Begin RAW DATA
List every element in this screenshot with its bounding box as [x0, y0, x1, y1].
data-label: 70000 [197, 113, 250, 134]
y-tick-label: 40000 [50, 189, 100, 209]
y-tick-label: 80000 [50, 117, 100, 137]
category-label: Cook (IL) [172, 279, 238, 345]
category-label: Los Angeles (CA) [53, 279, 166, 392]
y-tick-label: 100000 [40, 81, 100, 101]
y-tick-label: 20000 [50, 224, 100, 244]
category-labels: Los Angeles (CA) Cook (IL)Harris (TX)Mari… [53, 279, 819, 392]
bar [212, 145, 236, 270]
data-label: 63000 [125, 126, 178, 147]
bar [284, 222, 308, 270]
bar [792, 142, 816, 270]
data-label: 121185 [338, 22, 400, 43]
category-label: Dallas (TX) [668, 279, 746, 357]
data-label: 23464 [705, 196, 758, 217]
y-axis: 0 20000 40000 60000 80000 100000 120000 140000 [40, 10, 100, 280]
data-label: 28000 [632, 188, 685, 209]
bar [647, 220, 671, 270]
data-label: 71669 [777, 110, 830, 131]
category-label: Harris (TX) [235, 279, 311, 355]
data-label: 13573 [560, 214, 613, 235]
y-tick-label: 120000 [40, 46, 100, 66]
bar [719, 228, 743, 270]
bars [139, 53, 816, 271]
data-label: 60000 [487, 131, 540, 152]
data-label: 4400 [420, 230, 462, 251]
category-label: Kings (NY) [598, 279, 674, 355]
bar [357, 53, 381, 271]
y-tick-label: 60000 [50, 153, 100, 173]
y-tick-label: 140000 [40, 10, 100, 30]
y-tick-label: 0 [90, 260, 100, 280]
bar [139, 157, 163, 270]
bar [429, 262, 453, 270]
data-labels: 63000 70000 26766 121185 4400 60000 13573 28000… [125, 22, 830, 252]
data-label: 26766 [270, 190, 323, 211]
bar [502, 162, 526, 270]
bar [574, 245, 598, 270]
End RAW DATA
● WHAT IS NEEDED
Copy the lines above word for word, with every character and number kept the same.

● RESULT OF THE EXERCISE
List every element in this screenshot with its bounding box as [x0, y0, x1, y1].
data-label: 70000 [197, 113, 250, 134]
y-tick-label: 40000 [50, 189, 100, 209]
y-tick-label: 80000 [50, 117, 100, 137]
category-label: Cook (IL) [172, 279, 238, 345]
category-label: Los Angeles (CA) [53, 279, 166, 392]
y-tick-label: 100000 [40, 81, 100, 101]
y-tick-label: 20000 [50, 224, 100, 244]
category-labels: Los Angeles (CA) Cook (IL)Harris (TX)Mari… [53, 279, 819, 392]
bar [212, 145, 236, 270]
data-label: 63000 [125, 126, 178, 147]
bar [284, 222, 308, 270]
bar [792, 142, 816, 270]
data-label: 121185 [338, 22, 400, 43]
category-label: Dallas (TX) [668, 279, 746, 357]
data-label: 23464 [705, 196, 758, 217]
y-axis: 0 20000 40000 60000 80000 100000 120000 140000 [40, 10, 100, 280]
data-label: 28000 [632, 188, 685, 209]
bar [647, 220, 671, 270]
data-label: 71669 [777, 110, 830, 131]
category-label: Harris (TX) [235, 279, 311, 355]
data-label: 13573 [560, 214, 613, 235]
y-tick-label: 120000 [40, 46, 100, 66]
bar [719, 228, 743, 270]
bars [139, 53, 816, 271]
data-label: 60000 [487, 131, 540, 152]
data-label: 4400 [420, 230, 462, 251]
category-label: Kings (NY) [598, 279, 674, 355]
bar [357, 53, 381, 271]
y-tick-label: 60000 [50, 153, 100, 173]
y-tick-label: 140000 [40, 10, 100, 30]
y-tick-label: 0 [90, 260, 100, 280]
bar [139, 157, 163, 270]
bar [429, 262, 453, 270]
data-labels: 63000 70000 26766 121185 4400 60000 13573 28000… [125, 22, 830, 252]
data-label: 26766 [270, 190, 323, 211]
bar [502, 162, 526, 270]
bar [574, 245, 598, 270]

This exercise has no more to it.